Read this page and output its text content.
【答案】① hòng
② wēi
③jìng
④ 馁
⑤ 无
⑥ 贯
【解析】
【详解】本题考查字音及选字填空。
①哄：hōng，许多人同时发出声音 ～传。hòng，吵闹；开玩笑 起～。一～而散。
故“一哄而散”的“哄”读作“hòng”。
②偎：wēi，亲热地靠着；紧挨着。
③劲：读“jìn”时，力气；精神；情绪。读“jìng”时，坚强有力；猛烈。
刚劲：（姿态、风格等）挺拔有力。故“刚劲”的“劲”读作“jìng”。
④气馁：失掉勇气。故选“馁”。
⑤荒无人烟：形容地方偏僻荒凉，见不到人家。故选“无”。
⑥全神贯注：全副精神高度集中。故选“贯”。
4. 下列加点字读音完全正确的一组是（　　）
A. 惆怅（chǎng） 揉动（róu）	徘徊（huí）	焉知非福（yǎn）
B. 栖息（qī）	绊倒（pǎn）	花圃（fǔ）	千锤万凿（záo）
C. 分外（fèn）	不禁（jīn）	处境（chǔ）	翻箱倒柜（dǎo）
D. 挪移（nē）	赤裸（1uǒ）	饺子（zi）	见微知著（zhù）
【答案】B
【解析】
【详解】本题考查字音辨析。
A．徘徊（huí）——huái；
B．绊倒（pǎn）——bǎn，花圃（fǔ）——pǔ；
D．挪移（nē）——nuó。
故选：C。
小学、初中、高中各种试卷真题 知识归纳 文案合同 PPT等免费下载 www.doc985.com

Task brief
Repeat the data above, word for word.

Answer to this problem
Read this page and output its text content.
【答案】① hòng
② wēi
③jìng
④ 馁
⑤ 无
⑥ 贯
【解析】
【详解】本题考查字音及选字填空。
①哄：hōng，许多人同时发出声音 ～传。hòng，吵闹；开玩笑 起～。一～而散。
故“一哄而散”的“哄”读作“hòng”。
②偎：wēi，亲热地靠着；紧挨着。
③劲：读“jìn”时，力气；精神；情绪。读“jìng”时，坚强有力；猛烈。
刚劲：（姿态、风格等）挺拔有力。故“刚劲”的“劲”读作“jìng”。
④气馁：失掉勇气。故选“馁”。
⑤荒无人烟：形容地方偏僻荒凉，见不到人家。故选“无”。
⑥全神贯注：全副精神高度集中。故选“贯”。
4. 下列加点字读音完全正确的一组是（　　）
A. 惆怅（chǎng） 揉动（róu）	徘徊（huí）	焉知非福（yǎn）
B. 栖息（qī）	绊倒（pǎn）	花圃（fǔ）	千锤万凿（záo）
C. 分外（fèn）	不禁（jīn）	处境（chǔ）	翻箱倒柜（dǎo）
D. 挪移（nē）	赤裸（1uǒ）	饺子（zi）	见微知著（zhù）
【答案】B
【解析】
【详解】本题考查字音辨析。
A．徘徊（huí）——huái；
B．绊倒（pǎn）——bǎn，花圃（fǔ）——pǔ；
D．挪移（nē）——nuó。
故选：C。
小学、初中、高中各种试卷真题 知识归纳 文案合同 PPT等免费下载 www.doc985.com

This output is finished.